Given task: Can you quote exactly the stretch of lines from the one with "Type out the text in this image." through the final line of the material, both ends included?

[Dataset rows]
╭──

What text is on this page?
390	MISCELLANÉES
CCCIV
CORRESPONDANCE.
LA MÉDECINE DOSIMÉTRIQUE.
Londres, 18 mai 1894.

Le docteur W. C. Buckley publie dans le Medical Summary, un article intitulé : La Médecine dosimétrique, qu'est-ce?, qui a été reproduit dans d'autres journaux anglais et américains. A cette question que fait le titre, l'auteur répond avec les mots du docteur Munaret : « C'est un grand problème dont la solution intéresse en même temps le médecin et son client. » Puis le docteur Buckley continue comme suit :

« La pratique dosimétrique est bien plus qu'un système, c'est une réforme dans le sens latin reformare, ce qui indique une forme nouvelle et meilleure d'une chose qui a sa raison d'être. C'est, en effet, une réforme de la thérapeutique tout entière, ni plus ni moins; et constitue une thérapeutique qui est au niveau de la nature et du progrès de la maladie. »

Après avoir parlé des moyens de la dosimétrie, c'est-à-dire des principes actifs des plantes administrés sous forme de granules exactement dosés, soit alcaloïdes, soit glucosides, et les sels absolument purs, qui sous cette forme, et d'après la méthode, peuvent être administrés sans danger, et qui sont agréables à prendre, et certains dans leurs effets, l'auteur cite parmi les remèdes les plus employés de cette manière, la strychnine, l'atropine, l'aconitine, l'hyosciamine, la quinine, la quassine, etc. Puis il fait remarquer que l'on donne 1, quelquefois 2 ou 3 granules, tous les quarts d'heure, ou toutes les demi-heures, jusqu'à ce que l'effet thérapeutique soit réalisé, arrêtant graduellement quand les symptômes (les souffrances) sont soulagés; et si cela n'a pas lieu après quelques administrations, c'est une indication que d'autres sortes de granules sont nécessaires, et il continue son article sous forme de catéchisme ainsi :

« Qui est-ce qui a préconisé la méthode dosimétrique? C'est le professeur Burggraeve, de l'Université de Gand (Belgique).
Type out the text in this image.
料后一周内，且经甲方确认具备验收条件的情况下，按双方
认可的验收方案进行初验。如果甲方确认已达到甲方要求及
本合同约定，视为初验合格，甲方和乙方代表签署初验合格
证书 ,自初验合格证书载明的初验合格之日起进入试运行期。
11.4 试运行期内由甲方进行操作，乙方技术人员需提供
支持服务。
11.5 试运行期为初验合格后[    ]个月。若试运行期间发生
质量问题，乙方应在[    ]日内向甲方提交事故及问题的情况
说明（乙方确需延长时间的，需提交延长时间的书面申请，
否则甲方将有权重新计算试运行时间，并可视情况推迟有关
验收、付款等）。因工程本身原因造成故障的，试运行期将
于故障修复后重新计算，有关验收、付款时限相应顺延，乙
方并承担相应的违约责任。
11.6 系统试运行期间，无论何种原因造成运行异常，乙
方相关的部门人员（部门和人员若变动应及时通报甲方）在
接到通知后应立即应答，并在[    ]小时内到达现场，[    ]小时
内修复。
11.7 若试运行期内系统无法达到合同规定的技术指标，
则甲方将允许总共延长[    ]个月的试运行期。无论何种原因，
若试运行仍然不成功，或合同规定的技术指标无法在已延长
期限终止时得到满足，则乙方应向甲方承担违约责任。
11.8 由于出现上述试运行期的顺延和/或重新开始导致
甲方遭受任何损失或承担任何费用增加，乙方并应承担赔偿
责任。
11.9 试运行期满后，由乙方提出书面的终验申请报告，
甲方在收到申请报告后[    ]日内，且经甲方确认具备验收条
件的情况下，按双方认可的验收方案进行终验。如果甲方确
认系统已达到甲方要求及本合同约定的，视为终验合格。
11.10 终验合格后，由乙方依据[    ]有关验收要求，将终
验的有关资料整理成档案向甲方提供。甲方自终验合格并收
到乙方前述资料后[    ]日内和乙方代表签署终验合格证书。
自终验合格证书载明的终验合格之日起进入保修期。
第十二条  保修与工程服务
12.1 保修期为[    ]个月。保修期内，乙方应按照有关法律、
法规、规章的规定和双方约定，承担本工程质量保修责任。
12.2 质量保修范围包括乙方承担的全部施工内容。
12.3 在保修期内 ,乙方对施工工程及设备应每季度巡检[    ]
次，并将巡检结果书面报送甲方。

╰──

Task result:
Type out the text in this image.
料后一周内，且经甲方确认具备验收条件的情况下，按双方
认可的验收方案进行初验。如果甲方确认已达到甲方要求及
本合同约定，视为初验合格，甲方和乙方代表签署初验合格
证书 ,自初验合格证书载明的初验合格之日起进入试运行期。
11.4 试运行期内由甲方进行操作，乙方技术人员需提供
支持服务。
11.5 试运行期为初验合格后[    ]个月。若试运行期间发生
质量问题，乙方应在[    ]日内向甲方提交事故及问题的情况
说明（乙方确需延长时间的，需提交延长时间的书面申请，
否则甲方将有权重新计算试运行时间，并可视情况推迟有关
验收、付款等）。因工程本身原因造成故障的，试运行期将
于故障修复后重新计算，有关验收、付款时限相应顺延，乙
方并承担相应的违约责任。
11.6 系统试运行期间，无论何种原因造成运行异常，乙
方相关的部门人员（部门和人员若变动应及时通报甲方）在
接到通知后应立即应答，并在[    ]小时内到达现场，[    ]小时
内修复。
11.7 若试运行期内系统无法达到合同规定的技术指标，
则甲方将允许总共延长[    ]个月的试运行期。无论何种原因，
若试运行仍然不成功，或合同规定的技术指标无法在已延长
期限终止时得到满足，则乙方应向甲方承担违约责任。
11.8 由于出现上述试运行期的顺延和/或重新开始导致
甲方遭受任何损失或承担任何费用增加，乙方并应承担赔偿
责任。
11.9 试运行期满后，由乙方提出书面的终验申请报告，
甲方在收到申请报告后[    ]日内，且经甲方确认具备验收条
件的情况下，按双方认可的验收方案进行终验。如果甲方确
认系统已达到甲方要求及本合同约定的，视为终验合格。
11.10 终验合格后，由乙方依据[    ]有关验收要求，将终
验的有关资料整理成档案向甲方提供。甲方自终验合格并收
到乙方前述资料后[    ]日内和乙方代表签署终验合格证书。
自终验合格证书载明的终验合格之日起进入保修期。
第十二条  保修与工程服务
12.1 保修期为[    ]个月。保修期内，乙方应按照有关法律、
法规、规章的规定和双方约定，承担本工程质量保修责任。
12.2 质量保修范围包括乙方承担的全部施工内容。
12.3 在保修期内 ,乙方对施工工程及设备应每季度巡检[    ]
次，并将巡检结果书面报送甲方。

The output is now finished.